*Article:*
## start
Why Peace is critical to Environmental Sustainability?

Wars and Peace

According to the website Wars in the World, as of July 2012 there are 59 countries involved in some form of armed conflict.
Dr. Josh Goldstein who teaches International Relations at American University in Washington DC and is a research scholar at University of Massachusetts – Amherst lists 14 major conflicts ”in progress” as of May 6th 2012.

According to a report released in June 2011, by the Brown University’s Watson Institute for International Studies, the cost of US Wars alone (Iraq, Afganistan and Pakistan) reached at least “$3.7 trillion and could reach as high as $4.4 trillion”. That is just the cost of US wars.

My opinion is that humans are so accustomed to wars that most people consider them as a normal byproduct of human activity. Wars result from poorly managed conflicts and straight out acts of aggression.

So, What is the problem?

  • In times of war, no significant progress in Environmental Sustainability are achieved.
    and
  • Wars are a disastrous waste of resources and energy from the core issue confronting human civilization.

Proof in point

My opinion is that the Iraq/Afganistan war have set the United States back 10 to 15 years in terms of progress toward a more environmentally sustainable economy. The US ranks poorly among countries in a number of Environmental Sustainability studies:

  • In terms of consumer behavior the National Geographic “Greendex 2012: Consumer Choice and the Environment—A Worldwide Tracking Survey” measures consumer behavior in areas relating to housing, transportation, food, and consumer goods.
## end
*Written instruction 1:*
Copy the entries word for word, starting with their first line and ending with the line containing "cell[interactable]: ? <box>443 255", including that line.

*Given entries:*
## start
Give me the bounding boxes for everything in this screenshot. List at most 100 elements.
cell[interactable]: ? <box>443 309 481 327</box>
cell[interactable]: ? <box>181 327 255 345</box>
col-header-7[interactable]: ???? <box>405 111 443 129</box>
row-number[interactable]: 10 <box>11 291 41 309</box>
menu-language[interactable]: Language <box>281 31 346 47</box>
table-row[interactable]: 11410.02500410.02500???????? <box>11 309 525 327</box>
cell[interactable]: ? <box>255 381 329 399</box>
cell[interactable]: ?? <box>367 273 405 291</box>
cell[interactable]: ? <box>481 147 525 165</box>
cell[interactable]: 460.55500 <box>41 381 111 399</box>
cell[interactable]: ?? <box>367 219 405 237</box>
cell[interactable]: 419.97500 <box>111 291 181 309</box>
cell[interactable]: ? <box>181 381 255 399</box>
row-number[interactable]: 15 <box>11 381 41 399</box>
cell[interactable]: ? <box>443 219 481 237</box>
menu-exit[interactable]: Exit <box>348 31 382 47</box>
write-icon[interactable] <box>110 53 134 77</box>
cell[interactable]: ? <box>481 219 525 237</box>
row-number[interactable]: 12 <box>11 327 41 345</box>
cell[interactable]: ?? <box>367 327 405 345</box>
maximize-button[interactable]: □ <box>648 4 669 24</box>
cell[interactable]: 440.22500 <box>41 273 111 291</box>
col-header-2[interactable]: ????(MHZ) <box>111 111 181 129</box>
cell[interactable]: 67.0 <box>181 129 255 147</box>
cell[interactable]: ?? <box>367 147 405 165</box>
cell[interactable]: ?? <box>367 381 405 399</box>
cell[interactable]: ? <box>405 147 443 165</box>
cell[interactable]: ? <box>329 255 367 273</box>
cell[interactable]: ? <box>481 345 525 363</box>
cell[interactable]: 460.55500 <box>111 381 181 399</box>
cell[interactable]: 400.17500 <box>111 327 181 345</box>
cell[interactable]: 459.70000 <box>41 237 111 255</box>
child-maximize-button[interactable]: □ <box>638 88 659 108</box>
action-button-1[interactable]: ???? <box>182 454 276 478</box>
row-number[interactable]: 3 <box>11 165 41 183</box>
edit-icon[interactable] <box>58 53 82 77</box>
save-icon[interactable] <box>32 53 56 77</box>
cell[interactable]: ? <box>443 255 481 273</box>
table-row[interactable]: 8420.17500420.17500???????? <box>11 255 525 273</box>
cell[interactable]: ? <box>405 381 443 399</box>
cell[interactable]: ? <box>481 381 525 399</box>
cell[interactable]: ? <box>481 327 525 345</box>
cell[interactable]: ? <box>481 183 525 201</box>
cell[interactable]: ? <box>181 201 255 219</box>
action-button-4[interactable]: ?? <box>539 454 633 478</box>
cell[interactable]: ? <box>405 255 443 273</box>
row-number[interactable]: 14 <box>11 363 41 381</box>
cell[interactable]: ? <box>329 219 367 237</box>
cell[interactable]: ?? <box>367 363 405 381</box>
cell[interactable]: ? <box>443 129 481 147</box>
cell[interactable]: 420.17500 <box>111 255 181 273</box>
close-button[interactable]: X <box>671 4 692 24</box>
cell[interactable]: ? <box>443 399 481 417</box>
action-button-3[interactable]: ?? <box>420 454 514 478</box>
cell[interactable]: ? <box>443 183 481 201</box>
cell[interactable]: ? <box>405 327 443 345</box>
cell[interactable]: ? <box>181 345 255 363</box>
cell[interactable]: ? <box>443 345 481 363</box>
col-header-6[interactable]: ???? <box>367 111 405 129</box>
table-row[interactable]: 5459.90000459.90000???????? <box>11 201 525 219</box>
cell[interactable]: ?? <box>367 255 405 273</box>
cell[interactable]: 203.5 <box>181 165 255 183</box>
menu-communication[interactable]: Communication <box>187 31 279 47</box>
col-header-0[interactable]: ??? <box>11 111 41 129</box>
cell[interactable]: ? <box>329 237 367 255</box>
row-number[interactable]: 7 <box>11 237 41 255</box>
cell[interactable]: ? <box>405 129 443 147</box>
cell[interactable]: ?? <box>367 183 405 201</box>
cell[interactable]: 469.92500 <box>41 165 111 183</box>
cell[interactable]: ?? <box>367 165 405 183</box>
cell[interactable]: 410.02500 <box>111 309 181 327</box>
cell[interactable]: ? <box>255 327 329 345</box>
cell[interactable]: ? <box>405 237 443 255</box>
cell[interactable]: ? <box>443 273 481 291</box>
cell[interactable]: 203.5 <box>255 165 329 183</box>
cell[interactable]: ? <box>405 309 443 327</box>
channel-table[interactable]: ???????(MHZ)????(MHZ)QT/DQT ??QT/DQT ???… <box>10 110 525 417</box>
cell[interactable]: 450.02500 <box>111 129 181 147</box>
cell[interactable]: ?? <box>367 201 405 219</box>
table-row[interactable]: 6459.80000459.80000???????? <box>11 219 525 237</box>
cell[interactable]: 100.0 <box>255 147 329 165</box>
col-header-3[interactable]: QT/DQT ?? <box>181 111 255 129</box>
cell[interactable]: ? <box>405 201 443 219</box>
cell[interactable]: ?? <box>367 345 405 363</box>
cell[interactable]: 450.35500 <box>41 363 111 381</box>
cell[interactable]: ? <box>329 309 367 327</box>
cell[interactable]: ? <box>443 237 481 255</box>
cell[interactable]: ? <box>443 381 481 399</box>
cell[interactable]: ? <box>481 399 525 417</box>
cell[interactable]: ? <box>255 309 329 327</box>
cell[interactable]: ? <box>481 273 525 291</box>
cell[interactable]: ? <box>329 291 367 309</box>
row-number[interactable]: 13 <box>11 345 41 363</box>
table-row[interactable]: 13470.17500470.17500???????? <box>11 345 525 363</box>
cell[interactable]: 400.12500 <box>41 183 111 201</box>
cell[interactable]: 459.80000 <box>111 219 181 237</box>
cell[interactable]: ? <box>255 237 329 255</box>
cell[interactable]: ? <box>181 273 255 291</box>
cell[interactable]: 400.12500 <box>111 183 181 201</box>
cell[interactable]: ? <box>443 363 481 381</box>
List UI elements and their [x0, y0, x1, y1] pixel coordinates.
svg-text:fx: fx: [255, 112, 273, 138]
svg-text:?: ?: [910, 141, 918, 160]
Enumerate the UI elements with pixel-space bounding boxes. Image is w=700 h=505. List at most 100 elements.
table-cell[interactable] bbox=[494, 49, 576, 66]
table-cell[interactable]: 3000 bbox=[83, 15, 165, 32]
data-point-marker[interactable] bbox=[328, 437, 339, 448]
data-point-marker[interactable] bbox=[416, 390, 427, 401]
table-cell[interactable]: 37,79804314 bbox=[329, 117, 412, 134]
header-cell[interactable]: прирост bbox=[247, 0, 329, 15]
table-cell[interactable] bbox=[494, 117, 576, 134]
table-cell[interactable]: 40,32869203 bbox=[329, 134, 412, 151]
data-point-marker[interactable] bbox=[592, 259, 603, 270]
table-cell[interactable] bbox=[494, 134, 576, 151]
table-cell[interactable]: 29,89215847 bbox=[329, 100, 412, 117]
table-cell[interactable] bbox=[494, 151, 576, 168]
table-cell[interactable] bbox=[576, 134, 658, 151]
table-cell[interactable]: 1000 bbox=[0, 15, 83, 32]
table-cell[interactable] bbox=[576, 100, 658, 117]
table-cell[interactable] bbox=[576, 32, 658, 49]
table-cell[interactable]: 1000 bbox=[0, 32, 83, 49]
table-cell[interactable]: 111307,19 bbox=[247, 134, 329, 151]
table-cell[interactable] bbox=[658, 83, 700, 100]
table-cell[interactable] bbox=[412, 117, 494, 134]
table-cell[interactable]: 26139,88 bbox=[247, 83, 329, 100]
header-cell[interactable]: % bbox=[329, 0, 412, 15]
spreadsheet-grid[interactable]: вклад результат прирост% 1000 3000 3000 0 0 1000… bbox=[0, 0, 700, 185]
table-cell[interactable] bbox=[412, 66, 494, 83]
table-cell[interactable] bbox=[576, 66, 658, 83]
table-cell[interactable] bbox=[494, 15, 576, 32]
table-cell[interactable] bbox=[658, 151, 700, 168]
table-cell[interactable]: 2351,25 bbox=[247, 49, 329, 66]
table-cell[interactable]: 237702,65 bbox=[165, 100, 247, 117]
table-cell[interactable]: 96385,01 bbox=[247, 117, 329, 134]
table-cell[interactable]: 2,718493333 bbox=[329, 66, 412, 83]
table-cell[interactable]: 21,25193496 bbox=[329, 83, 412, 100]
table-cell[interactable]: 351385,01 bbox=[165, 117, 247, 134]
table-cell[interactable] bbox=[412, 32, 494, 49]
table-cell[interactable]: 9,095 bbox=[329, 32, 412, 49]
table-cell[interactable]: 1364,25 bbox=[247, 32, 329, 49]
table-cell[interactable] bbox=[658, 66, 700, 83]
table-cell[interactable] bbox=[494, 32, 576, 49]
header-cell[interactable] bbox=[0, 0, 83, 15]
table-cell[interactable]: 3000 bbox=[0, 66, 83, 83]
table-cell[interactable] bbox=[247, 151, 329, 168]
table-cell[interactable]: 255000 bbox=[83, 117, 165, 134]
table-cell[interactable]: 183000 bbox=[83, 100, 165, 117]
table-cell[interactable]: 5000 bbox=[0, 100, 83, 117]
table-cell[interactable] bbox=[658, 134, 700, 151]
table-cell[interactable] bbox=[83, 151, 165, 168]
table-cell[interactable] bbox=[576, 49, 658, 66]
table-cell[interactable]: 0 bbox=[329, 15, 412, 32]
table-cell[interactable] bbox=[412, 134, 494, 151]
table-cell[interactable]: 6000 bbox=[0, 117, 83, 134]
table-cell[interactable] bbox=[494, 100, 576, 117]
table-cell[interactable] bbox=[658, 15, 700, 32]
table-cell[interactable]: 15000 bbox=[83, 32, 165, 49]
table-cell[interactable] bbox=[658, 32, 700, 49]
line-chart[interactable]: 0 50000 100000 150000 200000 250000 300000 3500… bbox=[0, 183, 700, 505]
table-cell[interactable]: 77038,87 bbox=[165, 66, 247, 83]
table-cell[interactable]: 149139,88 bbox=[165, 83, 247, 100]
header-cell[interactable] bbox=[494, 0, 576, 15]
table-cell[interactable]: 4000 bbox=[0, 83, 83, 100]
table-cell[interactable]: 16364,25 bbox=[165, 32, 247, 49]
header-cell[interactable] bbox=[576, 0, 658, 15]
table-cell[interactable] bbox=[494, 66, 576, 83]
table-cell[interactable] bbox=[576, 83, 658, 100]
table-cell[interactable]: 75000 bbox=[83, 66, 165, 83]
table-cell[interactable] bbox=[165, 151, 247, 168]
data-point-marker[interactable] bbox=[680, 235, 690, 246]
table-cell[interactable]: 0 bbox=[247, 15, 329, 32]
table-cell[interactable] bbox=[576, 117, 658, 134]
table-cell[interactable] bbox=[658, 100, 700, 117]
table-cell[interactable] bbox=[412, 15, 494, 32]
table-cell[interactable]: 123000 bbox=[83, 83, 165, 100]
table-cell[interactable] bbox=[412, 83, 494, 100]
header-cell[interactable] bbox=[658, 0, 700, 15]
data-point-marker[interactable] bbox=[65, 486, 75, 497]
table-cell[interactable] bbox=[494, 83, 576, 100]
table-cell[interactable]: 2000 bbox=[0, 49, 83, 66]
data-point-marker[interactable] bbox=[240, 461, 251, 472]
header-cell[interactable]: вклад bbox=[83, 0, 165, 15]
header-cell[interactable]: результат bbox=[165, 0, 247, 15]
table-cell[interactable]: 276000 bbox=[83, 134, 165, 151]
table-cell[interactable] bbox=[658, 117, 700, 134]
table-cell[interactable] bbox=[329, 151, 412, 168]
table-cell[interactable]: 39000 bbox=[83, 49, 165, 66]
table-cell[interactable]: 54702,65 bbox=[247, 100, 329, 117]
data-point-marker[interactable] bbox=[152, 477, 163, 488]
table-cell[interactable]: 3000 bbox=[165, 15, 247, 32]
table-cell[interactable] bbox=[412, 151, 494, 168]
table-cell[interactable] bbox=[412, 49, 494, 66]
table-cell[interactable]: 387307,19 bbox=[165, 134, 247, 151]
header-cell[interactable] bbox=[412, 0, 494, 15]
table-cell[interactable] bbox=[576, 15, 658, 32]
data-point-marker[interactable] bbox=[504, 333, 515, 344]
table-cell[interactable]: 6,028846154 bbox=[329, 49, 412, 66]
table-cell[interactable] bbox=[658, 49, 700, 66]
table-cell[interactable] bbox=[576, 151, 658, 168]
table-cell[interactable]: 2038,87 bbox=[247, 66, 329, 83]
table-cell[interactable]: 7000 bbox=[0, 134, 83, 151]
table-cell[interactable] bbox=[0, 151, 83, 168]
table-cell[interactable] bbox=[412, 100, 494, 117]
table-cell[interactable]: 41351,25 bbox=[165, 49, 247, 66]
## end
*Written instruction 2:*
In the article on peace and environmental sustainability, how many countries were involved in some form of armed conflict as of July 2012?

*Response 1:*
Give me the bounding boxes for everything in this screenshot. List at most 100 elements.
cell[interactable]: ? <box>443 309 481 327</box>
cell[interactable]: ? <box>181 327 255 345</box>
col-header-7[interactable]: ???? <box>405 111 443 129</box>
row-number[interactable]: 10 <box>11 291 41 309</box>
menu-language[interactable]: Language <box>281 31 346 47</box>
table-row[interactable]: 11410.02500410.02500???????? <box>11 309 525 327</box>
cell[interactable]: ? <box>255 381 329 399</box>
cell[interactable]: ?? <box>367 273 405 291</box>
cell[interactable]: ? <box>481 147 525 165</box>
cell[interactable]: 460.55500 <box>41 381 111 399</box>
cell[interactable]: ?? <box>367 219 405 237</box>
cell[interactable]: 419.97500 <box>111 291 181 309</box>
cell[interactable]: ? <box>181 381 255 399</box>
row-number[interactable]: 15 <box>11 381 41 399</box>
cell[interactable]: ? <box>443 219 481 237</box>
menu-exit[interactable]: Exit <box>348 31 382 47</box>
write-icon[interactable] <box>110 53 134 77</box>
cell[interactable]: ? <box>481 219 525 237</box>
row-number[interactable]: 12 <box>11 327 41 345</box>
cell[interactable]: ?? <box>367 327 405 345</box>
maximize-button[interactable]: □ <box>648 4 669 24</box>
cell[interactable]: 440.22500 <box>41 273 111 291</box>
col-header-2[interactable]: ????(MHZ) <box>111 111 181 129</box>
cell[interactable]: 67.0 <box>181 129 255 147</box>
cell[interactable]: ?? <box>367 147 405 165</box>
cell[interactable]: ?? <box>367 381 405 399</box>
cell[interactable]: ? <box>405 147 443 165</box>
cell[interactable]: ? <box>329 255 367 273</box>
cell[interactable]: ? <box>481 345 525 363</box>
cell[interactable]: 460.55500 <box>111 381 181 399</box>
cell[interactable]: 400.17500 <box>111 327 181 345</box>
cell[interactable]: 459.70000 <box>41 237 111 255</box>
child-maximize-button[interactable]: □ <box>638 88 659 108</box>
action-button-1[interactable]: ???? <box>182 454 276 478</box>
row-number[interactable]: 3 <box>11 165 41 183</box>
edit-icon[interactable] <box>58 53 82 77</box>
save-icon[interactable] <box>32 53 56 77</box>
cell[interactable]: ? <box>443 255 481 273</box>

*Response 2:*
59 countries